-- start of Exercise material --
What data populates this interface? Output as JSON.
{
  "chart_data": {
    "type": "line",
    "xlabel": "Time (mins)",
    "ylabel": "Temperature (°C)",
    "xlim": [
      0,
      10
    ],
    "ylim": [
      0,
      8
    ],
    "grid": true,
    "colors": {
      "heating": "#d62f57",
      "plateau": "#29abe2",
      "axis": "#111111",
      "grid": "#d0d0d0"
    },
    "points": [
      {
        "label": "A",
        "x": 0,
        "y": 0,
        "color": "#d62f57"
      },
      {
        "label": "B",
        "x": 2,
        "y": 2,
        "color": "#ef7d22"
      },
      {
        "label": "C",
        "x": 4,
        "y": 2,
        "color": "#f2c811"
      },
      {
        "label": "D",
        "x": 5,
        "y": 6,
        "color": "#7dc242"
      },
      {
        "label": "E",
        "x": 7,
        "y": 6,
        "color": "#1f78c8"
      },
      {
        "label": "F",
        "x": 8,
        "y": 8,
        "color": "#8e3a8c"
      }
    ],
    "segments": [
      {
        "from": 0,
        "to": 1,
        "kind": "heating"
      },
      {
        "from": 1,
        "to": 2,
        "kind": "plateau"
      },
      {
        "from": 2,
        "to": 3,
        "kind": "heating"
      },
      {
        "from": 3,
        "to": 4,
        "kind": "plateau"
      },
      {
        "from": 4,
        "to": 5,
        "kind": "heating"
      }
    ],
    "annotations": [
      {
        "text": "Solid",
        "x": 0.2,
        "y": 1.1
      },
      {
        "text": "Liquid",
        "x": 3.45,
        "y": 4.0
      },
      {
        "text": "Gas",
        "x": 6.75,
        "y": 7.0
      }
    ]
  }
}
-- end of Exercise material --
### [The request]
Reproduce every line of the data verbatim.

### [Task answer]
What data populates this interface? Output as JSON.
{
  "chart_data": {
    "type": "line",
    "xlabel": "Time (mins)",
    "ylabel": "Temperature (°C)",
    "xlim": [
      0,
      10
    ],
    "ylim": [
      0,
      8
    ],
    "grid": true,
    "colors": {
      "heating": "#d62f57",
      "plateau": "#29abe2",
      "axis": "#111111",
      "grid": "#d0d0d0"
    },
    "points": [
      {
        "label": "A",
        "x": 0,
        "y": 0,
        "color": "#d62f57"
      },
      {
        "label": "B",
        "x": 2,
        "y": 2,
        "color": "#ef7d22"
      },
      {
        "label": "C",
        "x": 4,
        "y": 2,
        "color": "#f2c811"
      },
      {
        "label": "D",
        "x": 5,
        "y": 6,
        "color": "#7dc242"
      },
      {
        "label": "E",
        "x": 7,
        "y": 6,
        "color": "#1f78c8"
      },
      {
        "label": "F",
        "x": 8,
        "y": 8,
        "color": "#8e3a8c"
      }
    ],
    "segments": [
      {
        "from": 0,
        "to": 1,
        "kind": "heating"
      },
      {
        "from": 1,
        "to": 2,
        "kind": "plateau"
      },
      {
        "from": 2,
        "to": 3,
        "kind": "heating"
      },
      {
        "from": 3,
        "to": 4,
        "kind": "plateau"
      },
      {
        "from": 4,
        "to": 5,
        "kind": "heating"
      }
    ],
    "annotations": [
      {
        "text": "Solid",
        "x": 0.2,
        "y": 1.1
      },
      {
        "text": "Liquid",
        "x": 3.45,
        "y": 4.0
      },
      {
        "text": "Gas",
        "x": 6.75,
        "y": 7.0
      }
    ]
  }
}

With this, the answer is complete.